## Start SUPPLIED RECORDS
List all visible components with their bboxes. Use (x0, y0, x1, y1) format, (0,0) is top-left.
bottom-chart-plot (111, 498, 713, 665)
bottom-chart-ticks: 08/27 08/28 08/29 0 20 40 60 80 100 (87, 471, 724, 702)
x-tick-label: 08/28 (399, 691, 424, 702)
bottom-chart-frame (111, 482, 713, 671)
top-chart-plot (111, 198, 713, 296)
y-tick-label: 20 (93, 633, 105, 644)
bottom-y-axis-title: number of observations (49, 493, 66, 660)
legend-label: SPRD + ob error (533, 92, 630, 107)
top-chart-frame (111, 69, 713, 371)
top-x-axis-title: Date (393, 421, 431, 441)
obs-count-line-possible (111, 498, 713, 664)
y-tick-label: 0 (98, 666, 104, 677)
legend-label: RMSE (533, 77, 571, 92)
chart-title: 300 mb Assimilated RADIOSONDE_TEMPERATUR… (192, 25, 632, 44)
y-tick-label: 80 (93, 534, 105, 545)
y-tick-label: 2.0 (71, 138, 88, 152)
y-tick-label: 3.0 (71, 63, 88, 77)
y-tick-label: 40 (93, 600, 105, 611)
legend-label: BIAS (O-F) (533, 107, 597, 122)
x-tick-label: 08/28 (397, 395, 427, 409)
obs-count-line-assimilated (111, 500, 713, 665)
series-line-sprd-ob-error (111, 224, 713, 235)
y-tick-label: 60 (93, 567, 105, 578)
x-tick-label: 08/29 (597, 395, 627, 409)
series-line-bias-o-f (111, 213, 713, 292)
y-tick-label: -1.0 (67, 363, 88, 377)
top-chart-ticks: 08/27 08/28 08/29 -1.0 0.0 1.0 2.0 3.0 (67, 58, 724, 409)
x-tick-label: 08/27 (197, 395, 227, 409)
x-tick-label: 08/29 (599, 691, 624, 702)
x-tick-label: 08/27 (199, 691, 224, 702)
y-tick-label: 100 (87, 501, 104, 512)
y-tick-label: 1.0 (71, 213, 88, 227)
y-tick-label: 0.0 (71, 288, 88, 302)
## End SUPPLIED RECORDS
▸ **PROBLEM**: Copy the listing word for word, starting at the first line and ending at the line that contains "chart-title: 300 mb".

▸ **WRITTEN ANSWER**:
List all visible components with their bboxes. Use (x0, y0, x1, y1) format, (0,0) is top-left.
bottom-chart-plot (111, 498, 713, 665)
bottom-chart-ticks: 08/27 08/28 08/29 0 20 40 60 80 100 (87, 471, 724, 702)
x-tick-label: 08/28 (399, 691, 424, 702)
bottom-chart-frame (111, 482, 713, 671)
top-chart-plot (111, 198, 713, 296)
y-tick-label: 20 (93, 633, 105, 644)
bottom-y-axis-title: number of observations (49, 493, 66, 660)
legend-label: SPRD + ob error (533, 92, 630, 107)
top-chart-frame (111, 69, 713, 371)
top-x-axis-title: Date (393, 421, 431, 441)
obs-count-line-possible (111, 498, 713, 664)
y-tick-label: 0 (98, 666, 104, 677)
legend-label: RMSE (533, 77, 571, 92)
chart-title: 300 mb Assimilated RADIOSONDE_TEMPERATUR… (192, 25, 632, 44)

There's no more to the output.